Copy out all the lines where "text" shows up.

════════════════

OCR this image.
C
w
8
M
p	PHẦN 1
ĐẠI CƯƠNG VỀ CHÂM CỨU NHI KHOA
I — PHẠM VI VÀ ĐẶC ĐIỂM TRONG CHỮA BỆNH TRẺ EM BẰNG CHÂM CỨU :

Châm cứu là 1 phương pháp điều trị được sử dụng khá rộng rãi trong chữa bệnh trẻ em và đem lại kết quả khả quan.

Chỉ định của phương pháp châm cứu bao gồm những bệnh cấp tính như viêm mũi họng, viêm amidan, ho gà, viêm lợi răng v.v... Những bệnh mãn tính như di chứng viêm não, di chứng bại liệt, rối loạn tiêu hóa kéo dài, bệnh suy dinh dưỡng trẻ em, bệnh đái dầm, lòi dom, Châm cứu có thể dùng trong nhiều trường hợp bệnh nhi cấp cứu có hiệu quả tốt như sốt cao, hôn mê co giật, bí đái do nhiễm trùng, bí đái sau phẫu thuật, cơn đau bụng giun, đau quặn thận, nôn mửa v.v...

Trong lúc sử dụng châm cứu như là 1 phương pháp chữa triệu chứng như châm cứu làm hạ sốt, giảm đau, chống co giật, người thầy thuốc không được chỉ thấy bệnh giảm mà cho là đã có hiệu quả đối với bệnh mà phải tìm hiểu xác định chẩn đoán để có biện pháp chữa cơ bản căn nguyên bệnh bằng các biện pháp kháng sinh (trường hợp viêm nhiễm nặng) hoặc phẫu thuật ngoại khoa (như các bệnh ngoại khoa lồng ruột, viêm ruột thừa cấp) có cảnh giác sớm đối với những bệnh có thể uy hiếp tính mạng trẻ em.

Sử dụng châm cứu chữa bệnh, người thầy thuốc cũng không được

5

════════════════

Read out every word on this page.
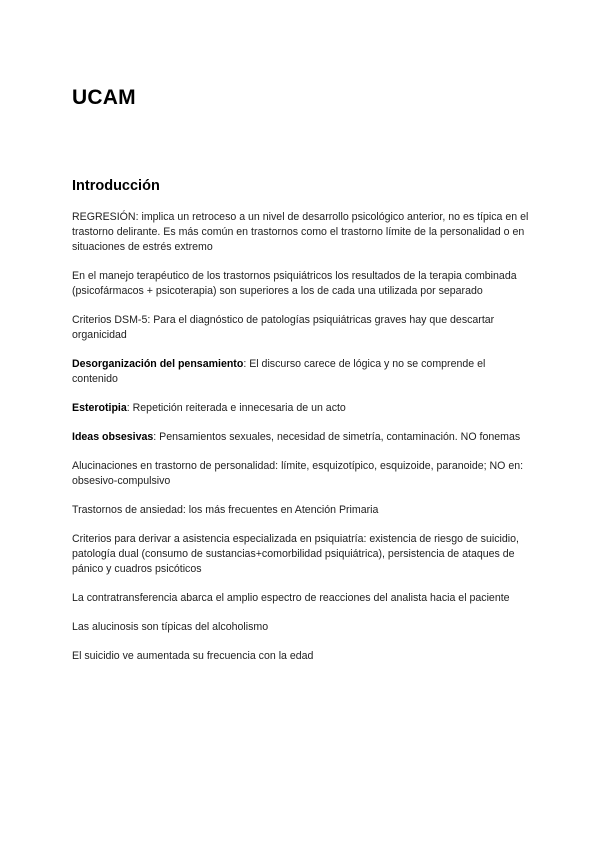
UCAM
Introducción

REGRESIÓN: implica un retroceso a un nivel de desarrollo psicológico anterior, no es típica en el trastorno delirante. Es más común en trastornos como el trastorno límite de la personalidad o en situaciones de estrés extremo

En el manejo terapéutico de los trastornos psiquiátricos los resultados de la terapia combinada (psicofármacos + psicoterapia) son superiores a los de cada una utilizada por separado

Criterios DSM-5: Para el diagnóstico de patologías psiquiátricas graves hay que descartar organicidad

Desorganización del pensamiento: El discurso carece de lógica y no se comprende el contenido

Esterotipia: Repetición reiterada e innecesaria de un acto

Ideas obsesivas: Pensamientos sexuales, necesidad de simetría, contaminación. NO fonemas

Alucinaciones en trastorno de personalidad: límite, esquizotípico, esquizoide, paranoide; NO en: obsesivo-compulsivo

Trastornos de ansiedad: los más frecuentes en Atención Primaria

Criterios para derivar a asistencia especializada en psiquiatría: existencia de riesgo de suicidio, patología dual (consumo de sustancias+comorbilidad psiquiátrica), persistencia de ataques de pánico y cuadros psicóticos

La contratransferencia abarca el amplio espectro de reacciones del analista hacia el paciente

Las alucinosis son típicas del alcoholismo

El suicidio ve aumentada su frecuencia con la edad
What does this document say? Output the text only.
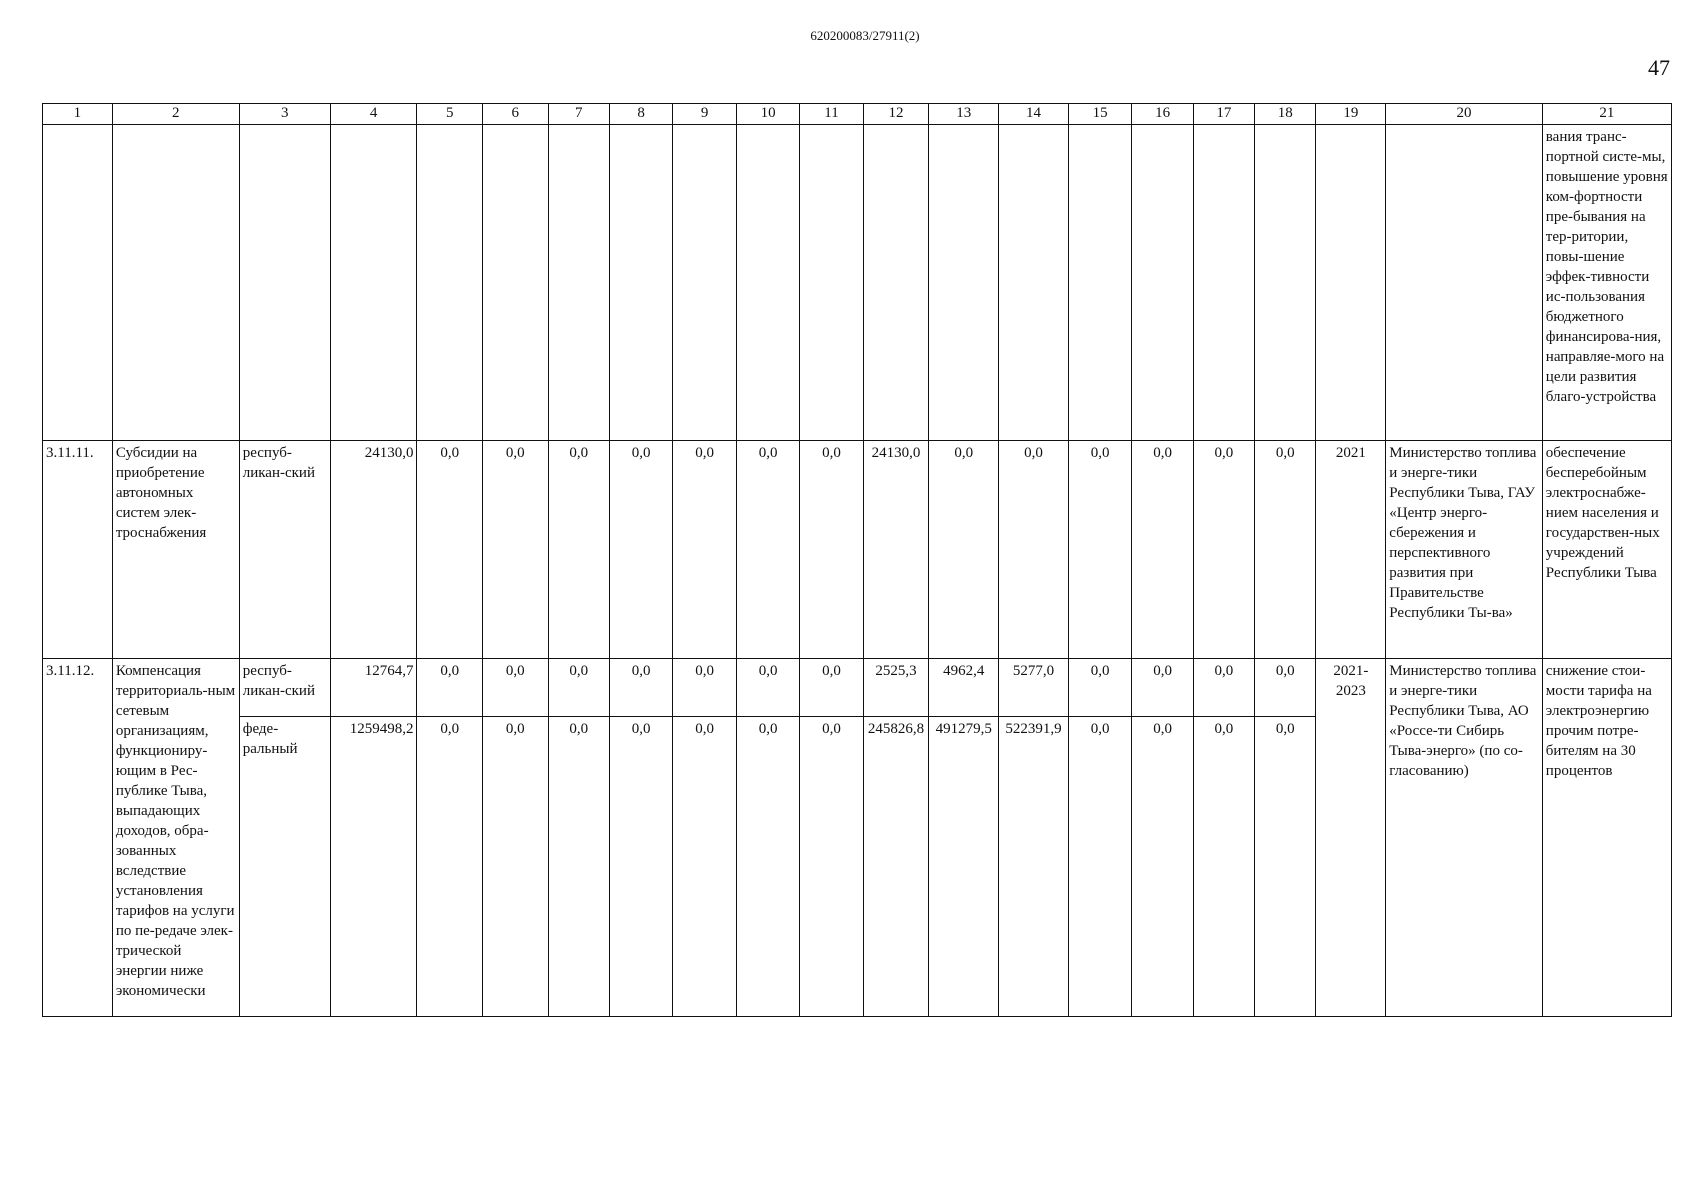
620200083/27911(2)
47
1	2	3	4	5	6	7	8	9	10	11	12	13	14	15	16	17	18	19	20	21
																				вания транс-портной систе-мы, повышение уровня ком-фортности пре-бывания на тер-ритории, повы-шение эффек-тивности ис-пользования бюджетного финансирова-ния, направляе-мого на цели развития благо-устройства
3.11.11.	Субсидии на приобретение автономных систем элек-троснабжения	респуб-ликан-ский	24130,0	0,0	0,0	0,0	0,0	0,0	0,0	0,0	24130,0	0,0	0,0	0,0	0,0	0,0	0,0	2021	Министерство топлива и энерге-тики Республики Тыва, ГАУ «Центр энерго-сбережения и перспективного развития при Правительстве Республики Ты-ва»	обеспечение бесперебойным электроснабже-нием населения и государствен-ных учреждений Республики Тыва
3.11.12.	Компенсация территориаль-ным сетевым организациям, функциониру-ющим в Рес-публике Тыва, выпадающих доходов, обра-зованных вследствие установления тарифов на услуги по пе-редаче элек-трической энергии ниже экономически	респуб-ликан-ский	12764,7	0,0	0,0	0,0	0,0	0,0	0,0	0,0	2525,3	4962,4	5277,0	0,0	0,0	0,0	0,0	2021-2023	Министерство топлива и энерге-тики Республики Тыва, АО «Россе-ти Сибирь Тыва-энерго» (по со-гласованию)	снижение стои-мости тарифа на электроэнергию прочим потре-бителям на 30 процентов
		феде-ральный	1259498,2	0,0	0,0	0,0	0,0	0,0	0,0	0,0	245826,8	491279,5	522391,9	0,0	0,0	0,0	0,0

════════════════

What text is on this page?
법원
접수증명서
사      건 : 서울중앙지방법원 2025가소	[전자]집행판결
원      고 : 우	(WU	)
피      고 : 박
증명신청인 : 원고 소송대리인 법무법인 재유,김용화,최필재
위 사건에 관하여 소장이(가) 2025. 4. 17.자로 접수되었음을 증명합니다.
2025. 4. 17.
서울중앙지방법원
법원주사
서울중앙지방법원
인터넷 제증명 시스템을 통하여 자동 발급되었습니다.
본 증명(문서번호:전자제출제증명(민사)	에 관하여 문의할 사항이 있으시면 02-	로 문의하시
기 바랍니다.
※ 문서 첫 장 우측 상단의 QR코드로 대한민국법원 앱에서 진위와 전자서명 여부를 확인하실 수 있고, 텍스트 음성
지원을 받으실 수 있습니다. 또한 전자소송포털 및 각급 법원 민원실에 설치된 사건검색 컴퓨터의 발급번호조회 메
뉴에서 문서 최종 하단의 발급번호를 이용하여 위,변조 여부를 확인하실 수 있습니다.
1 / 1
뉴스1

════════════════

## [Reply to the exercise]
What does this document say? Output the text only.
What text is on this page?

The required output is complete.